Treasured family items should stay in the family
The greatest allure of antiques, for me at least, is their connection to a time that is no more. These mementos of the past bring back memories of what was, but is no longer. Any antique can invoke such memories. One of my favorite pieces is a chipped and pitted milk crock that I use for making pancake batter. Each time I take it out of the cabinet I think about who used it in the past and what their life might have been like. I purchased the bowl at a flea market for a couple of dollars long ago, so I know no particulars. Still, each chip and scratch tells a story and brings me closer to those unknown, previous owners of the bowl. Family heirlooms have a far greater power for invoking memories and bringing one closer to those who are long gone. That is why one should never let family heirlooms get away.
I enjoy all my antiques for their beauty, their nostalgia, and the memories of the past they summon. The few family heirlooms I own are far more precious than any other pieces because they possess a connection to a specific time, place, and person. I own a pie safe that once belonged to my Great-Grandmother, Mary Blackford. I have cabinets that are far more beautiful in my collection, but the family connection makes my old pie safe more valuable to me. It’s a connection to my own past and a memento of my great grandmother who I met only a handful of times when I was a young boy.

◆ ◆ ◆

### Written task 1
According to the essay on family heirlooms, who originally owned the pie safe?
### Written task 2
Extend the essay on family heirlooms with the passage that would follow its final sentence.

### Source data
◆ ◆ ◆

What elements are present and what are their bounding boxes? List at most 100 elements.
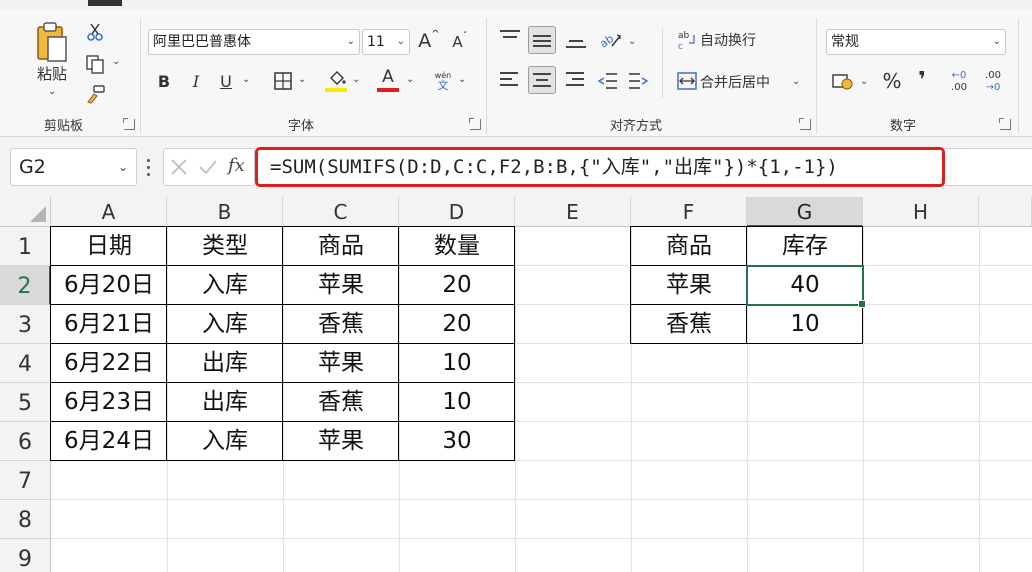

◆ ◆ ◆

### Response 1
The writer's great-grandmother, Mary Blackford.

### Response 2
My favorite family heirloom is a primitive, well-used feed bin from my Grandmother’s farm. My strongest memories of Grandmother’s farm are of that feed bin. It sat there for decades, usually filled with corn used to feed the chickens who nested nearby. The bin was older than that barn itself and was most likely moved from the old log barn that once sat on the property. The bin was repaired over the years with pieces of tin nailed down over holes. Most likely, the grandfather I never met made those repairs. The old feed bin was a part of my family’s life even before I was. After my grandmother passed away, her belongings were sold at a private family auction. Only grandmother’s children were allowed to bid. I was far away at the time, but when my father called and asked if I wanted Mom to bid on anything for me, I said, “I want the old feed bin in the barn. Bid up to $500 on it.” If I’d spotted a feed bin just like it in an antique store for $50, I wouldn’t have even slowed down to look at it. I had no place for the bin and no practical use for it, but it was important to me. The old bin was a part of my childhood. I was very pleased when Dad called and said I owned the old feed bin. Today, it sits in my home. It probably isn’t worth $100, but I wouldn’t take a $1,000 for it. If circumstance someday forces me to let it go, I’ll most likely give it to a close family member. I’d rather pass it on to someone who’ll appreciate it than to sell it for mere cash. My plan, however, is to hold onto the old bin and enjoy it until I pass on myself.
If you’re lucky, you probably have a family heirloom or two. If you’re very lucky, you have several. Take some time and think about what those pieces mean to you. What memories do they bring to the surface? What parts of the past do they bring back to life? Those who are thinking about selling a family heirloom should think long and hard before making a final decision. Unlike most antiques and collectibles, family heirlooms are irreplaceable. One can always find another flax wheel, another Victorian settee, or another 1950s toaster. One can never find another baker’s cabinet owned by great-grandmother. Once it’s gone, it’s gone forever.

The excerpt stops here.